** start Passage shown **

Ever wonder why we do the things we do as marketers? How some of our most common practices became, well, so common? At first blush, it may seem marketing is changing and evolving at an alarming rate – just the sheer number of tools available to marketers has grown 2500 percent in just FIVE years according to Chief MarTech.
However, many of the same practices and ideologies that are rooted in our history as a profession from the turn of the 20th century have endured to this day. Antiquated thinking lives on, despite our incredible advancements. It may just be the skeptical millennial in me, but I can’t help but wonder why we continue to live by such, well, old-school thinking.
In this edition of Perspectives of a Millennial CMO, I air some grievances about four particular habits that are in dire need of an inquisition.
1) The Way We Structure our Organizations
For example, the way in which we structure our organizations suits primarily the company itself – not the customer. With deeply siloed teams, rarely is there one central organism held accountable for ensuring a holistic customer experience. Our incentives are entirely stakeholder-driven, and often don’t account for the true satisfaction of our customers. The way we structure our marketing and product development as well reflects the old-school usage of mass segments often based often on generalizations and assumptions about buyers. This, again, is driven by convenience for the company, not the customer. A recent report by Marketo and The Economist predicts the role of marketing is evolving to Chief Customer Advocate – one that is responsible for defending the needs of customers throughout the organization as marketing itself becomes more strategic. I love that idea and this direction.

** end Passage shown **
** start Entries provided **

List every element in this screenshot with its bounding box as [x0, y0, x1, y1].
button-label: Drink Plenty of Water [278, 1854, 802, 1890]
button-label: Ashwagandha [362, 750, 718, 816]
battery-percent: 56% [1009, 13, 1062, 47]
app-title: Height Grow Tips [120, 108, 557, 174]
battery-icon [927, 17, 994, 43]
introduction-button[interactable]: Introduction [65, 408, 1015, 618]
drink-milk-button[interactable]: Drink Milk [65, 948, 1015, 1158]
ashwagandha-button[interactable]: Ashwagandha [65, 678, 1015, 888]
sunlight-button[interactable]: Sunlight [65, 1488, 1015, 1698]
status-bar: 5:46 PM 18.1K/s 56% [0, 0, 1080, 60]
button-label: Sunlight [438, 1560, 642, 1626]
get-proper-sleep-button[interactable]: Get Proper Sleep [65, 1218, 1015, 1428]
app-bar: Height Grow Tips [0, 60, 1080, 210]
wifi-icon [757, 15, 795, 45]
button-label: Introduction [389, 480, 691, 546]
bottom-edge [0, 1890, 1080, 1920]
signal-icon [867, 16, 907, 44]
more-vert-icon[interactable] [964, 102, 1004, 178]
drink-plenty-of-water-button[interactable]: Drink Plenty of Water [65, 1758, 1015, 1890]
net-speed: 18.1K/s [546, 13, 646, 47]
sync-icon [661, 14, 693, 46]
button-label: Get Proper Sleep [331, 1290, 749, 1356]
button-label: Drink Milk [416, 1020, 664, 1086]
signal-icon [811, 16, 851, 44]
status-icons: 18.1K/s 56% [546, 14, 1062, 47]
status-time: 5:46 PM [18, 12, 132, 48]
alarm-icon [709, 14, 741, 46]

** end Entries provided **

Prompt 1: In the marketing essay, rewrite the paragraph beginning "For example, the way in which we structure our organizations" as a short list that keeps its main facts.
Prompt 2: Retype everything in the records from the start down through the line containing "sync-icon [661, 14, 693, 46]", copying each line exactly.

Full answer 1:
- Organizations are structured mainly to suit the company, not the customer.
- With deeply siloed teams, no single central body is usually held accountable for a holistic customer experience.
- Incentives are stakeholder-driven and often fail to account for customers' true satisfaction.
- Marketing and product development still use mass segments based on generalizations and assumptions about buyers, again for the company's convenience.
- A report by Marketo and The Economist predicts that marketing's role will evolve into Chief Customer Advocate, defending customer needs throughout the organization as marketing becomes more strategic.
- The writer strongly supports this idea and direction.

Full answer 2:
List every element in this screenshot with its bounding box as [x0, y0, x1, y1].
button-label: Drink Plenty of Water [278, 1854, 802, 1890]
button-label: Ashwagandha [362, 750, 718, 816]
battery-percent: 56% [1009, 13, 1062, 47]
app-title: Height Grow Tips [120, 108, 557, 174]
battery-icon [927, 17, 994, 43]
introduction-button[interactable]: Introduction [65, 408, 1015, 618]
drink-milk-button[interactable]: Drink Milk [65, 948, 1015, 1158]
ashwagandha-button[interactable]: Ashwagandha [65, 678, 1015, 888]
sunlight-button[interactable]: Sunlight [65, 1488, 1015, 1698]
status-bar: 5:46 PM 18.1K/s 56% [0, 0, 1080, 60]
button-label: Sunlight [438, 1560, 642, 1626]
get-proper-sleep-button[interactable]: Get Proper Sleep [65, 1218, 1015, 1428]
app-bar: Height Grow Tips [0, 60, 1080, 210]
wifi-icon [757, 15, 795, 45]
button-label: Introduction [389, 480, 691, 546]
bottom-edge [0, 1890, 1080, 1920]
signal-icon [867, 16, 907, 44]
more-vert-icon[interactable] [964, 102, 1004, 178]
drink-plenty-of-water-button[interactable]: Drink Plenty of Water [65, 1758, 1015, 1890]
net-speed: 18.1K/s [546, 13, 646, 47]
sync-icon [661, 14, 693, 46]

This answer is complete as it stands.